[Instruções das tarefas]
- a) Indique, para cada afirmação, se concorda com o texto sobre a despenalização do aborto em Andorra, respondendo sim ou não e citando as palavras do texto que o decidem: (i) O texto provisório ainda não está preparado. (ii) As emendas da oposição para aborto em riscos de saúde, violação ou incesto até 22 semanas foram aprovadas. (iii) Espot falou no almoço tradicional da AINA.
- b) Prossiga o texto sobre as negociações de Espot com o Vaticano a partir do ponto em que termina.

Espot espera aval do Vaticano à despenalização do aborto antes do fim do mandato
O líder andorrano Xavier Espot está otimista com as negociações discretas em curso, com texto provisório pronto e oito meses até ao fim da legislatura. Autoridades priorizam equilíbrio com o copríncipe Santa Sé face à pressão da oposição.
Pontos-chave
- Xavier Espot enviou propostas concretas ao Vaticano, aguardando resposta em negociações cautelosas.
- Distingue despenalização de legalização como promessa eleitoral chave.
- Emendas da oposição para aborto em riscos de saúde, violação ou incesto até 22 semanas foram rejeitadas.
- Governo prioriza equilíbrio com Vaticano sobre voto parlamentar imediato.
O chefe de Governo andorrano Xavier Espot expressou na quinta-feira a esperança de obter consenso — ou pelo menos aquiescência — do Vaticano à despenalização do aborto antes do fim do atual mandato legislativo, dentro de oito meses, notando que um texto provisório já está preparado e que propostas concretas foram enviadas à Santa Sé.
Falando no almoço tradicional da AINA, Espot descreveu as negociações em curso como exigindo uma interpretação cuidadosa dos silêncios, dada a baixa probabilidade de aprovação explícita da Santa Sé. "Temos enviado propostas concretas ao Vaticano há algum tempo, mas ainda não temos resposta", disse, sublinhando a necessidade de equilíbrio para evitar tensões através do Bispo de Urgell. Diferenciou a despenalização da legalização, chamando-a um compromisso chave da plataforma eleitoral do seu partido, e manifestou confiança em cumprir as promessas antes do fim do mandato.

Entradas de dados armazenadas
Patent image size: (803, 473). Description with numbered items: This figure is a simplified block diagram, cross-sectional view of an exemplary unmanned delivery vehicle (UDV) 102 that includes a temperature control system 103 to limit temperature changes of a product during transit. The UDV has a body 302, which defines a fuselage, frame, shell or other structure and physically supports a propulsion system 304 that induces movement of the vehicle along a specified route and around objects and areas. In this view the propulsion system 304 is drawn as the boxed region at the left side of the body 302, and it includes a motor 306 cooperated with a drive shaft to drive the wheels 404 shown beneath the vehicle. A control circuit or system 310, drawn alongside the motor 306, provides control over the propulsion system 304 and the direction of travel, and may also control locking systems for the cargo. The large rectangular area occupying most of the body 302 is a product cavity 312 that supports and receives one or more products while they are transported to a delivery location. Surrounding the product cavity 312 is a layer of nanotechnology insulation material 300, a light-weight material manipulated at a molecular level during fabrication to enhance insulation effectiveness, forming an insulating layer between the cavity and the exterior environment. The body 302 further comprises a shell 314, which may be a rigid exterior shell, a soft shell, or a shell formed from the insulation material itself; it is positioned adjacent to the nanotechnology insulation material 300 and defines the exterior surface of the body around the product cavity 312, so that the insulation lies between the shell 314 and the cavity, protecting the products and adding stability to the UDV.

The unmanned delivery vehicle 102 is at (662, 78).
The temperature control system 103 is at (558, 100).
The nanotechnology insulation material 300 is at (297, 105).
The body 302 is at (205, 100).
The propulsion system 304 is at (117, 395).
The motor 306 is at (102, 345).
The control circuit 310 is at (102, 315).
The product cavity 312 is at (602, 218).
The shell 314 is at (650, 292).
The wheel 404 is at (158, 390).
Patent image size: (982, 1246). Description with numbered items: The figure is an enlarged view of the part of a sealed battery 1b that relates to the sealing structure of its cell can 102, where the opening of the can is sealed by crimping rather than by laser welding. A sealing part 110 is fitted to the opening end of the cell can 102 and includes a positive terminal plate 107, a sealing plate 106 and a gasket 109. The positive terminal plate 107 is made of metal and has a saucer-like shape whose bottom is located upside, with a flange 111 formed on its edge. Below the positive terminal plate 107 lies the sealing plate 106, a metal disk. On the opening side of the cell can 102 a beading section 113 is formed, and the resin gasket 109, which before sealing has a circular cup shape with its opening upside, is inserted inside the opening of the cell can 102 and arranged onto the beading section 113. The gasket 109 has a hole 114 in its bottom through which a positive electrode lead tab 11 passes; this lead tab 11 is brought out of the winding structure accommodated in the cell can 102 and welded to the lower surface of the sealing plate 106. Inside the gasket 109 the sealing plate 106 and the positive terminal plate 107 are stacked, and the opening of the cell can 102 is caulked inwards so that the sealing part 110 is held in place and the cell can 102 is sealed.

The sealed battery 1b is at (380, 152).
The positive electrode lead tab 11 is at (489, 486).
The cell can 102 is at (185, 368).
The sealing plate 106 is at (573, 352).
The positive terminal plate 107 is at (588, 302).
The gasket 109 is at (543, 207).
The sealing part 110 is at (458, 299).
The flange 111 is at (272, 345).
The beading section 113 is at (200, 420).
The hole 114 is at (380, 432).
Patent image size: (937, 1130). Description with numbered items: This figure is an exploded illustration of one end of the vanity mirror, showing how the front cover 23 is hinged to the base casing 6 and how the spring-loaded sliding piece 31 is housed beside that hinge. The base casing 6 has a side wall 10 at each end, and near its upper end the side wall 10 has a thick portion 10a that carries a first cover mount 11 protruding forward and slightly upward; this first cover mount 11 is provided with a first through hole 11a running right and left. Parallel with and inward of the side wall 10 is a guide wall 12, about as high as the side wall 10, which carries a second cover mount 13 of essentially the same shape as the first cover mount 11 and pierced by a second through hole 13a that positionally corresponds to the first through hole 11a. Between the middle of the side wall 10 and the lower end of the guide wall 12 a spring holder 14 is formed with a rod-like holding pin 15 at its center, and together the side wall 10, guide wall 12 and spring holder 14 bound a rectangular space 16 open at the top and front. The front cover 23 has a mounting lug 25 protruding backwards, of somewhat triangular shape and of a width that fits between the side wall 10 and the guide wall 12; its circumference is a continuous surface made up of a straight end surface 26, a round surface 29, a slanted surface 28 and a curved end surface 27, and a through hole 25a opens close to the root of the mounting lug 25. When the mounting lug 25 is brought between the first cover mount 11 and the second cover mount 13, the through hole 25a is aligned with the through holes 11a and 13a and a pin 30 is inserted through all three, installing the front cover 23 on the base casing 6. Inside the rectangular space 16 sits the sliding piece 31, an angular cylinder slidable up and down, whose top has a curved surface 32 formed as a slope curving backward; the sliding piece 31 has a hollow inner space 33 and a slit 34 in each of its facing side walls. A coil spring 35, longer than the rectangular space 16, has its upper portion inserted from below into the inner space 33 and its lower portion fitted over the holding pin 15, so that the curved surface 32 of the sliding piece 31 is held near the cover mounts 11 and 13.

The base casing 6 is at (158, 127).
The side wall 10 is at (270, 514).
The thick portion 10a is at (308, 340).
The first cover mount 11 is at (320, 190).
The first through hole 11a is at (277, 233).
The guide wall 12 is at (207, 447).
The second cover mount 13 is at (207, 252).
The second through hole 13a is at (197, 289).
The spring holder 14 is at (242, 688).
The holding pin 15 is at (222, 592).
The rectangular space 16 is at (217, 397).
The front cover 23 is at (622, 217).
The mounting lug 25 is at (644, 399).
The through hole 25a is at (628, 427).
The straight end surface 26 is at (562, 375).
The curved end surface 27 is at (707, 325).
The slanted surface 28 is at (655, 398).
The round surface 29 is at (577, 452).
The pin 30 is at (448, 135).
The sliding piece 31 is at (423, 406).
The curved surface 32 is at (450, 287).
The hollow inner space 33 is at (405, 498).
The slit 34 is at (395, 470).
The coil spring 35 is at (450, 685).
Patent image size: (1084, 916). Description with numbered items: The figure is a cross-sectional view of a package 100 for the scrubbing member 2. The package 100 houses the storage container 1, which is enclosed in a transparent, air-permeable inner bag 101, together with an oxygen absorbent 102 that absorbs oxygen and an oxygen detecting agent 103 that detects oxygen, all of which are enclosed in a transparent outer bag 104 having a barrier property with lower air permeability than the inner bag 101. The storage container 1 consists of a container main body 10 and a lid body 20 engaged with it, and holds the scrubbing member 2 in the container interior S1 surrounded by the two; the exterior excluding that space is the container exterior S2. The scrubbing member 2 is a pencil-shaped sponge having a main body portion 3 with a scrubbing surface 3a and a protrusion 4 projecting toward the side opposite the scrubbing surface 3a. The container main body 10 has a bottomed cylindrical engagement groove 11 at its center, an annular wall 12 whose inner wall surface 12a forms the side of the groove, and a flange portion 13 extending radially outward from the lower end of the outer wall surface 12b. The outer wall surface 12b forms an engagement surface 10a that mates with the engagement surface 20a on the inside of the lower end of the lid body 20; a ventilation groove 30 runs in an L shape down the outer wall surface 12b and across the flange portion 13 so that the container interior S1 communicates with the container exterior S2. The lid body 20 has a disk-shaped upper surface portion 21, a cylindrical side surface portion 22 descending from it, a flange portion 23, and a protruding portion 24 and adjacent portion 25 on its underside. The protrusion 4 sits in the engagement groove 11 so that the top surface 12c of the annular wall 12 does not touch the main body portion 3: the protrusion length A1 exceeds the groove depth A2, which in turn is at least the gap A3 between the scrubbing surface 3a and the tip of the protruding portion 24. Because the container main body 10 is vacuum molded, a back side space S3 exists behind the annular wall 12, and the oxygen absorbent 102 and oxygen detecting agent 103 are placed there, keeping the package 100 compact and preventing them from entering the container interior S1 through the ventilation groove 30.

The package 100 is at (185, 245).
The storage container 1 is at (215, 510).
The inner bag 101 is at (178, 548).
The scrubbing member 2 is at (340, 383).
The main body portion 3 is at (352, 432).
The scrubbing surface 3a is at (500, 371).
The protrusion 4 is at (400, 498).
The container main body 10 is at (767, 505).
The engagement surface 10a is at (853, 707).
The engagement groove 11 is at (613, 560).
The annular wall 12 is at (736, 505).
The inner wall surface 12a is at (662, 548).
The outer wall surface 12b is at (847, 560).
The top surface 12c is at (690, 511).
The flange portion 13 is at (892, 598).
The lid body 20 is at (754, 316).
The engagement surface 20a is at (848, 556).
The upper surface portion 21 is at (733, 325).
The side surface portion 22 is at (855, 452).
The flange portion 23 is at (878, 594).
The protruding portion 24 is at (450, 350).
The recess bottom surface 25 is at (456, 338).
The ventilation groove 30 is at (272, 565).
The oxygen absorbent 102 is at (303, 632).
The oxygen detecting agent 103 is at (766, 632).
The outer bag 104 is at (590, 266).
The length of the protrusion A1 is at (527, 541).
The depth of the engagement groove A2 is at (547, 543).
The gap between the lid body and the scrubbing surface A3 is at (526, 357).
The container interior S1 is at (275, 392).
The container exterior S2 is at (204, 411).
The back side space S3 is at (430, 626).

[Resultados por ordem]
- a)
(i) Não: "um texto provisório já está preparado".
(ii) Não: "Emendas da oposição para aborto em riscos de saúde, violação ou incesto até 22 semanas foram rejeitadas."
(iii) Sim: "Falando no almoço tradicional da AINA".

- b)
Os comentários seguem a sessão do Conselho Geral de quarta-feira, onde o ministro das Relações Institucionais, Educação e Universidades Ladislau Baró explicou retrocessos ligados a mudanças no papado e no copríncipe episcopal. Baró notou sinais positivos em fevereiro de 2025 que depois esmoreceram, instando à cautela para preservar o modelo institucional da coprincipado. Não mencionou levar o assunto a voto parlamentar, priorizando o equilíbrio incondicional com o Vaticano.
Grupos da oposição defenderam emendas às revisões do Código Penal, procurando eliminar penas para abortos em casos de risco para a saúde materna ou fetal, violação ou incesto até às 22 semanas. Susanna Vela, do Partido Social Democrata, destacou os direitos das mulheres, os encargos de viagens ao estrangeiro e a ausência de processos sob a lei atual. Núria Segués, do Comú de l'Esquerra-Concòrdia, referiu críticas da ONU e da OMS, enquanto Maria Martisella, dos Demòcrates per Andorra, expressou a prontidão do seu grupo para votar o assunto antes do fim do mandato, e Carine Montaner, do Andorra Endavant, enfatizou a necessidade de apoio do Vaticano e do copríncipe francês.
As emendas foram rejeitadas. Fontes próximas das negociações sugerem que uma resposta do Vaticano poderia permitir um voto no Conselho, possivelmente alinhado com o sentimento público, embora não haja cronograma confirmado. O Governo prossegue o diálogo discreto.